**Exercise instructions**
1. From the article about the auctioned former Carnival ship, reproduce everything from "The new owner, SeaJets, operates" down to "including the Magellan.".
2. Translate this sentence from the article about the auctioned former Carnival ship into Spanish: "Longtime Carnival fans will no doubt have fond memories of the Holiday."
3. According to the article about the auctioned former Carnival ship, under what name did the Magellan first enter service in 1985?

Quoted passage below:

Former Carnival Cruise Ship Auctioned For Three Million Dollars

Former Carnival Cruise Ship Auctioned For Three Million Dollars

A Greek ferry operator was able to acquire a former Carnival Cruise Line ship at auction after another cruise line went bankrupt earlier this year.

The Magellan, which was laid up during the pandemic, can be seen on the upper right. (Photo courtesy of CMV)

SeaJets purchased the 1,452-passenger Magellan from Cruise & Maritime Voyages, a British cruise line that went bankrupt in July. The Magellan, which first entered service in 1985 as one of the first purpose-built ships for Carnival as the Holiday, was acquired at auction for $3.4 million.

This isn’t the first time the 46,052 gross registered ton ship has changed hands. In 2009, Carnival transferred the vessel to their Spanish affiliate, IberoCruceros, who sailed it as the Grand Holiday. When IberoCruceros ceased operations in 2014, the ship was transferred to Cruise & Maritime Voyages and renamed Magellan.

Longtime Carnival fans will no doubt have fond memories of the Holiday.

The new owner, SeaJets, operates a seasonal ferry service between several Greek islands. Prior to 2020, the company sailed 14 high-speed ferries and 3 traditional ferry boats.

READ: 7 Former Carnival Ships and Where They Are Now

This year, as the industry-wide shutdown forced several lines to sell off ships in order to gain the necessary liquidity to keep their businesses from going under, SeaJets was able to acquire six cruise ships, including the Magellan.

The other ships SeaJets purchased include:

  • Columbus, built in 1988 as Princess Cruises’ Star Princess
  • Aegean Majesty, built as Holland America Line’s Veendam in 1996
  • Aegean Myth, built in 1993 as the Maasdam for Holland America Line
  • Aegean Goddess, built as Holland America Line’s Ryndam in 1994
  • Queen of the Oceans, the 2000 Princess Cruises ship originally known as Ocean Princess

While it appears that SeaJets owner Marios Iliopoulos is making a play to expand beyond ferries and enter the full-service cruise industry, his plans have not yet been made public.

One Greek ship broker speculated to SeaTrade that the newly-acquired ships would likely be laid up for at least a bit. Although as anyone following the shutdown closely knows, even keeping ships afloat can be costly when they aren’t generating any revenue.

Fans of these classic Carnival Corporation ships are certainly looking forward to the possibility of sailing on them in the future if Iliopoulos’ ambitions come to fruition.

End of Quoted passage.
Records shown below:

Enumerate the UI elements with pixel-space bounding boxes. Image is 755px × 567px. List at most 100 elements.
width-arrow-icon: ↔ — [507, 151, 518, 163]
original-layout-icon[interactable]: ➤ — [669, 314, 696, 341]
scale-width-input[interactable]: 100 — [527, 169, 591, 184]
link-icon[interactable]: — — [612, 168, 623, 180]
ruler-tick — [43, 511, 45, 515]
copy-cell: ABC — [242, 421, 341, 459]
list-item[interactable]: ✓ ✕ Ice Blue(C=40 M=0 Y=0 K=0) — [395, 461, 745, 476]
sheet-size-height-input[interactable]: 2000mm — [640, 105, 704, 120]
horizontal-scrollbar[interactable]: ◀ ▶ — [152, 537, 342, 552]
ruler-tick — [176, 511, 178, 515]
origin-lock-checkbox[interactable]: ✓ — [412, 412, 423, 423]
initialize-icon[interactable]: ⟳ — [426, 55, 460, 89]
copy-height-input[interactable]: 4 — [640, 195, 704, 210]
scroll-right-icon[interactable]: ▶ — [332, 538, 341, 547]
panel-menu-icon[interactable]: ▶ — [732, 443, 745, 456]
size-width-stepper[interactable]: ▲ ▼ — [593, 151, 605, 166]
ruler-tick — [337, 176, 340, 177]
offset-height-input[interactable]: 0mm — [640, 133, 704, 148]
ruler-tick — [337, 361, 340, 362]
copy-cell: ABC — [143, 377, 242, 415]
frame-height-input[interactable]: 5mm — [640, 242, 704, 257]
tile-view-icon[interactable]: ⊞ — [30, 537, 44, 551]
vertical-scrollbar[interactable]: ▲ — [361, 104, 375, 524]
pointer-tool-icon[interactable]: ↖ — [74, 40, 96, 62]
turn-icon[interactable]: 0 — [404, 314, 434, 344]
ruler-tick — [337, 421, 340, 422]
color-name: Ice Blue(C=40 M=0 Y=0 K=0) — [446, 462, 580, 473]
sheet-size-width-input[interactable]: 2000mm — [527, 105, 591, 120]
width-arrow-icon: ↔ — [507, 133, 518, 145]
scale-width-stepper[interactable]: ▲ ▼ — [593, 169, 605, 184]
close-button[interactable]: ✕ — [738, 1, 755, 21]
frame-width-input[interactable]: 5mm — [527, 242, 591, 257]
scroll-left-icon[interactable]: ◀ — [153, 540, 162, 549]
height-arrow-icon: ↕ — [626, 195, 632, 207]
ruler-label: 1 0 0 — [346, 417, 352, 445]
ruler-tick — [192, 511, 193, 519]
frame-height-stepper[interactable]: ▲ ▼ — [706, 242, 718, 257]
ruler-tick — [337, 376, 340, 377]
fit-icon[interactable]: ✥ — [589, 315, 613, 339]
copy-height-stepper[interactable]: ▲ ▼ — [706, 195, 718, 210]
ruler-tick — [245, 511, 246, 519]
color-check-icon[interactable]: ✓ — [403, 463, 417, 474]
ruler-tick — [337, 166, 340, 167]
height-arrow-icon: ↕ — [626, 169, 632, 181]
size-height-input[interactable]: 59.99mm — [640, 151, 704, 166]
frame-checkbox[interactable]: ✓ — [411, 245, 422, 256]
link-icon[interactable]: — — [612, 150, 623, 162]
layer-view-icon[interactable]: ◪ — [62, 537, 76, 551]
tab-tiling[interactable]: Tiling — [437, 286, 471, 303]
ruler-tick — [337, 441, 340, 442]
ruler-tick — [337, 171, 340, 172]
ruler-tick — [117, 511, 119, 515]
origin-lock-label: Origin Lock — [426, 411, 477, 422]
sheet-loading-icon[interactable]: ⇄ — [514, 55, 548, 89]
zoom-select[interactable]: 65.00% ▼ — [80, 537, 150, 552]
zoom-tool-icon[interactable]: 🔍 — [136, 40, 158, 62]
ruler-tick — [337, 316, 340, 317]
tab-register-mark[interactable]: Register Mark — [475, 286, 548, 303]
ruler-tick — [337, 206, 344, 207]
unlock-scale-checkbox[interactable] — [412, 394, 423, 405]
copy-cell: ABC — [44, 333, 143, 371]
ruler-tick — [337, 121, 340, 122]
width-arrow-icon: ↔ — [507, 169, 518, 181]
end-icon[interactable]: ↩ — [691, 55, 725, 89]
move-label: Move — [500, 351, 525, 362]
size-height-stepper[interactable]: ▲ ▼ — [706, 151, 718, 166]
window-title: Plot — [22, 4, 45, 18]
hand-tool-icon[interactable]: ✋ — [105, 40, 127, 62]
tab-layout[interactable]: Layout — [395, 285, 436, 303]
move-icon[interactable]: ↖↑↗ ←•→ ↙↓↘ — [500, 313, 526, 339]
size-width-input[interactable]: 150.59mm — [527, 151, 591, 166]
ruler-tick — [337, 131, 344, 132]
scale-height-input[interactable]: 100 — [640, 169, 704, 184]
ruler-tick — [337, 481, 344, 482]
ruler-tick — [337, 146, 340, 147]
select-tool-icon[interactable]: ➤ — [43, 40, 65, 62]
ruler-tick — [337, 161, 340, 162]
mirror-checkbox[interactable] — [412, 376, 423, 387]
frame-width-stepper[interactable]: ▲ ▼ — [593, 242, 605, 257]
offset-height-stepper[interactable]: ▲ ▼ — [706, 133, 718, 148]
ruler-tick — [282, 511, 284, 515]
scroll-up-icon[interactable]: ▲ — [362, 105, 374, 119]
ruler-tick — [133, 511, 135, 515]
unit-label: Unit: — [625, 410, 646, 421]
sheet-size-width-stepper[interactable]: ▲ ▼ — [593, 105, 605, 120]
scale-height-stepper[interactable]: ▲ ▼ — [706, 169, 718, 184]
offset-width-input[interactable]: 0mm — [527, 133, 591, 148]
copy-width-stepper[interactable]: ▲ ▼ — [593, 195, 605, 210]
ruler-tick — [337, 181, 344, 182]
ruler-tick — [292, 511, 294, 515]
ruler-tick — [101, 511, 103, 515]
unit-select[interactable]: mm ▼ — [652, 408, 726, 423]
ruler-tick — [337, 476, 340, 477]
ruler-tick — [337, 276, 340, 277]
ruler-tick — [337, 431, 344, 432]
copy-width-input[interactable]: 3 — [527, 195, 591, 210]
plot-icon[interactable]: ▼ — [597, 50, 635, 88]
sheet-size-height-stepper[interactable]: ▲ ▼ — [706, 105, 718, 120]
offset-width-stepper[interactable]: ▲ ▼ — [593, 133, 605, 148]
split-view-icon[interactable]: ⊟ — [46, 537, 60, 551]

End of Records shown.

**Answers per task**
1.
The new owner, SeaJets, operates a seasonal ferry service between several Greek islands. Prior to 2020, the company sailed 14 high-speed ferries and 3 traditional ferry boats.

READ: 7 Former Carnival Ships and Where They Are Now

This year, as the industry-wide shutdown forced several lines to sell off ships in order to gain the necessary liquidity to keep their businesses from going under, SeaJets was able to acquire six cruise ships, including the Magellan.

2. Los aficionados de Carnival desde hace mucho tiempo sin duda tendrán gratos recuerdos del Holiday.

3. The Holiday.